EXERCISE REQUIREMENTS » Extract each line from the entries below that has the string "еврейскому" in it.

Dataset items:

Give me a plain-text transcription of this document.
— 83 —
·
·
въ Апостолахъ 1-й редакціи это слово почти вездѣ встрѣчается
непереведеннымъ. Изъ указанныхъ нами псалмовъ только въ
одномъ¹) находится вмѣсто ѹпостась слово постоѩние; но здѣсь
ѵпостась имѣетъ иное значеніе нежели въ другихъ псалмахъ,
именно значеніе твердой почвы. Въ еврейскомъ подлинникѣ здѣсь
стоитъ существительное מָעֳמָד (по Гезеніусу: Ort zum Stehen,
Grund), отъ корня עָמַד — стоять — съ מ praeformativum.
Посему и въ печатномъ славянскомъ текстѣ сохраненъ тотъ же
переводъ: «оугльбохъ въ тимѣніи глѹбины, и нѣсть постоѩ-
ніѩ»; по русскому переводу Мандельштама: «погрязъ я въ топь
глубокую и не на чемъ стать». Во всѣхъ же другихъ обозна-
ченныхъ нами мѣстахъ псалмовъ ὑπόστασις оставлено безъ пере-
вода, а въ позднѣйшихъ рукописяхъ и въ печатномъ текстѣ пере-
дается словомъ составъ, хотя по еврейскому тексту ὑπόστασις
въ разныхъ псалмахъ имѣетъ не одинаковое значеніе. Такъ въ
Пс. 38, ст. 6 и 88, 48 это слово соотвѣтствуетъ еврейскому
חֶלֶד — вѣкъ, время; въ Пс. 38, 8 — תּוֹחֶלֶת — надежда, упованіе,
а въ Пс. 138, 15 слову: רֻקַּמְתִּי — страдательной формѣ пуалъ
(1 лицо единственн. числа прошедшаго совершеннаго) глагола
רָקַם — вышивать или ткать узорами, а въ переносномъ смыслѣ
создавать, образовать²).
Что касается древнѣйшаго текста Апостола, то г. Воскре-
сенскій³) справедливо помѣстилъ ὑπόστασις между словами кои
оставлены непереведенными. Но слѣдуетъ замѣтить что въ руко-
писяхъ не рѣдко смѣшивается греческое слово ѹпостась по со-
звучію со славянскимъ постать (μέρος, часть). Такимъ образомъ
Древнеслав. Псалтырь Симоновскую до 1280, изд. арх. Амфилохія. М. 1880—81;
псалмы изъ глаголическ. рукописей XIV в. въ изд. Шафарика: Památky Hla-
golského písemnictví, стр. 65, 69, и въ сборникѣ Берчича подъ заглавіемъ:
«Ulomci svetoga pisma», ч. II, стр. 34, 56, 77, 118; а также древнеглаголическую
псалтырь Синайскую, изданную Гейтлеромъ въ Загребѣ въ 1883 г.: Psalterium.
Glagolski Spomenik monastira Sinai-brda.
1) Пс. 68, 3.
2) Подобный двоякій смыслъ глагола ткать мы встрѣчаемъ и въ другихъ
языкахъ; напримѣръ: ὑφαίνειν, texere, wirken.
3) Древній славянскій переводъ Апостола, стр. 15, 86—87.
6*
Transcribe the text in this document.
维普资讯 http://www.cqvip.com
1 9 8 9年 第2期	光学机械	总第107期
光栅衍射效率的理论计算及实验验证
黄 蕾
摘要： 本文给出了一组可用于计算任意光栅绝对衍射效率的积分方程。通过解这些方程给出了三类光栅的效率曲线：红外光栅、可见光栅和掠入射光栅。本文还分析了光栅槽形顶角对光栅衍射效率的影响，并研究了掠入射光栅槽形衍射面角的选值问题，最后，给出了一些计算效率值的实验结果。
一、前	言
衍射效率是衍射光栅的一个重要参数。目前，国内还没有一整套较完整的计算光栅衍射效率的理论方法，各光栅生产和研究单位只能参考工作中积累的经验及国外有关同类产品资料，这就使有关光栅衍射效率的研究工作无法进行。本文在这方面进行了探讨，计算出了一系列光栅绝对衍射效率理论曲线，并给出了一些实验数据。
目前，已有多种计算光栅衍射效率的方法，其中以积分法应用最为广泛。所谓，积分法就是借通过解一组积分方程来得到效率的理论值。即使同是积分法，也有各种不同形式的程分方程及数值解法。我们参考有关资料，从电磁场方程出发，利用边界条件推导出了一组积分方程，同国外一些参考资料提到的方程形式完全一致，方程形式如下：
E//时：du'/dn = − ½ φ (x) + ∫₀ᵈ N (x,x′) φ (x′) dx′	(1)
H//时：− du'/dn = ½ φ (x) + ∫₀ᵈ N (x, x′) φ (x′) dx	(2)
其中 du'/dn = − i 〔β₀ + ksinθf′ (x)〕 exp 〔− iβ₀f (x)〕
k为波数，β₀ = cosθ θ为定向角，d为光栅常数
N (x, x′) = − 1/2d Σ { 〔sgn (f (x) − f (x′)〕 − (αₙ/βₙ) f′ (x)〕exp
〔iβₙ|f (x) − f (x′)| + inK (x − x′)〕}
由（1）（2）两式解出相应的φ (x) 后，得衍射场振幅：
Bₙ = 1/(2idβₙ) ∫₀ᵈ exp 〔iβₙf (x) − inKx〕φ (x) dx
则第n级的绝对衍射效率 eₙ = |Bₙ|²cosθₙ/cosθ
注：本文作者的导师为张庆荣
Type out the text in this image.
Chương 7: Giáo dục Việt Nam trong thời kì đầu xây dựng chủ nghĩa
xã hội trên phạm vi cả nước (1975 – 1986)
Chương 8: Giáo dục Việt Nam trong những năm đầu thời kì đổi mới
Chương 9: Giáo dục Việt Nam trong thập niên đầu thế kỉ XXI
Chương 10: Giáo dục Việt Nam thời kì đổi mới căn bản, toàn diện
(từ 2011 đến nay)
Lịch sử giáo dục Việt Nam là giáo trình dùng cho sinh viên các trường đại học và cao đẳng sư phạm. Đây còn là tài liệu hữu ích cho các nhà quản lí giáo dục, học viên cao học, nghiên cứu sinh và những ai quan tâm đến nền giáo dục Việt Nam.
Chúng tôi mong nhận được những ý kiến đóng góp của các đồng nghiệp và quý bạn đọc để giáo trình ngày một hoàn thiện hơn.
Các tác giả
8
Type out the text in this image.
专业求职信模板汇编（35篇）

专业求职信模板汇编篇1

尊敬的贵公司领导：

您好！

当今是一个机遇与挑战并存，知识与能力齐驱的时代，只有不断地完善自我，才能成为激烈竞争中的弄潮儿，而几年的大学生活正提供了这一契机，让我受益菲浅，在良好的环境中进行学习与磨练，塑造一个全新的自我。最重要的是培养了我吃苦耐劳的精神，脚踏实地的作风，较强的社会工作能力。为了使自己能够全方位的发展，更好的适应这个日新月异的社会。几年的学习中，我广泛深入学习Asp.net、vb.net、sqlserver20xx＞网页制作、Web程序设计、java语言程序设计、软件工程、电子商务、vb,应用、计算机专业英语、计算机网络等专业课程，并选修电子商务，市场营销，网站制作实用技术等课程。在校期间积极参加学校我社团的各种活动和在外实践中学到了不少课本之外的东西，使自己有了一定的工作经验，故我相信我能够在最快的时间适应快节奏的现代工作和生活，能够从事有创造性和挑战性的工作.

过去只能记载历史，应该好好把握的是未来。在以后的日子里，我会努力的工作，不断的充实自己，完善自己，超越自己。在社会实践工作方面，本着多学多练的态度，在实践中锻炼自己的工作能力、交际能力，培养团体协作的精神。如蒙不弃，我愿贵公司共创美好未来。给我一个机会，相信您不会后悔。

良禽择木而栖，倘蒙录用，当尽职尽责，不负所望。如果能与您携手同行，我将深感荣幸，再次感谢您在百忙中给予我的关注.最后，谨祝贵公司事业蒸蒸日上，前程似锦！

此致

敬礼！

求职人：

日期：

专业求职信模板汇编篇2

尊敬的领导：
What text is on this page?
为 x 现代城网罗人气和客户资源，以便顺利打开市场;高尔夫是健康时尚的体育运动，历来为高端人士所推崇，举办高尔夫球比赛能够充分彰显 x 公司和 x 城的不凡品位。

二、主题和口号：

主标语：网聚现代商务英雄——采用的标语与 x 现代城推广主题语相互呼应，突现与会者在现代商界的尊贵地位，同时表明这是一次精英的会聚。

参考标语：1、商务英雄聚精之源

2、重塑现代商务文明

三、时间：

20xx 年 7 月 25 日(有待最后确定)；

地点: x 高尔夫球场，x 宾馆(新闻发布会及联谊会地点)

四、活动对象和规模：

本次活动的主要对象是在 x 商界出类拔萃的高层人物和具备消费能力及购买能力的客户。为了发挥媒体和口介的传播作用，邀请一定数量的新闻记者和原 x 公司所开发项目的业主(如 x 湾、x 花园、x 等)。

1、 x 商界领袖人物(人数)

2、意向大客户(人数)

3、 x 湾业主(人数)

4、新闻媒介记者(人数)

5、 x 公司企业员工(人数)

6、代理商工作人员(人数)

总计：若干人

TASK ANSWER »
дается словомъ составъ, хотя по еврейскому тексту ὑπόστασις
Пс. 38, ст. 6 и 88, 48 это слово соотвѣтствуетъ еврейскому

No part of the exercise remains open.